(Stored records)

(begin)

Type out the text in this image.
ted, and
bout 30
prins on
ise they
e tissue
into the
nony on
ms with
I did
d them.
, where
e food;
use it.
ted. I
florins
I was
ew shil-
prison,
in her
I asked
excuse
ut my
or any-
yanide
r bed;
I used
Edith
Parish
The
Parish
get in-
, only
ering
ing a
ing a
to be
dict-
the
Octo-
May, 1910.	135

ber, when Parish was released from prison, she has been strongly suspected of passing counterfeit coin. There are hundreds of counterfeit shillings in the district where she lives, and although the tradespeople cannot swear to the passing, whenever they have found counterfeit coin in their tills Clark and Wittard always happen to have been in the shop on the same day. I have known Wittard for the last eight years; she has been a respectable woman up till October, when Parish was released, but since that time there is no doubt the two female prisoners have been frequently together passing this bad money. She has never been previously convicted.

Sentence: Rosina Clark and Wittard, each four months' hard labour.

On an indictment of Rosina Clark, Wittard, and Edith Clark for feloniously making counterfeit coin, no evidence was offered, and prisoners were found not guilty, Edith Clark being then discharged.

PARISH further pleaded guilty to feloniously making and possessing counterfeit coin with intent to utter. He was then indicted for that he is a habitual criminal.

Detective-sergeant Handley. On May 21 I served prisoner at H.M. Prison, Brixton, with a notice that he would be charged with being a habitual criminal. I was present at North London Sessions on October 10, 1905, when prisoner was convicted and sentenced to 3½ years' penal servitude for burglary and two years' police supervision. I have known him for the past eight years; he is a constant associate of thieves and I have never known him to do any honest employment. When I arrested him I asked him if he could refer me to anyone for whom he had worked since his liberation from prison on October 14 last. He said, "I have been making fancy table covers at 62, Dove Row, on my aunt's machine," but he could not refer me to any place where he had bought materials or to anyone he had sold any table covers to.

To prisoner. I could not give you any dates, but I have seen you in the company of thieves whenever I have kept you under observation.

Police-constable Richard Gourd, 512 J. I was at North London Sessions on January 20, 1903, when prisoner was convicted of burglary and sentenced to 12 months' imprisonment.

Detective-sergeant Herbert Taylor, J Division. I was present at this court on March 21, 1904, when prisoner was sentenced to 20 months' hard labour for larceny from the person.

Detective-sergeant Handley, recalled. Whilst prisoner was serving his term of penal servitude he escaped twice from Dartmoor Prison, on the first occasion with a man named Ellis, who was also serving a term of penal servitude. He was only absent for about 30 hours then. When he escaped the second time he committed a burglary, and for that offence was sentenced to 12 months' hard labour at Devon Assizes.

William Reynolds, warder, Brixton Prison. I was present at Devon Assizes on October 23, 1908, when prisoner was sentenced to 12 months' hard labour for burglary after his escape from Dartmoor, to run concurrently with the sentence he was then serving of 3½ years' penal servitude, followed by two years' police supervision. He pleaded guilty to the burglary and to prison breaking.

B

(end)

_What is expected_. Using the listing above, return all lines where the word "pleaded" occurs.

_Solved exercise_.
PARISH further pleaded guilty to feloniously making and possessing counterfeit coin with intent to utter. He was then indicted for that he is a habitual criminal.
William Reynolds, warder, Brixton Prison. I was present at Devon Assizes on October 23, 1908, when prisoner was sentenced to 12 months' hard labour for burglary after his escape from Dartmoor, to run concurrently with the sentence he was then serving of 3½ years' penal servitude, followed by two years' police supervision. He pleaded guilty to the burglary and to prison breaking.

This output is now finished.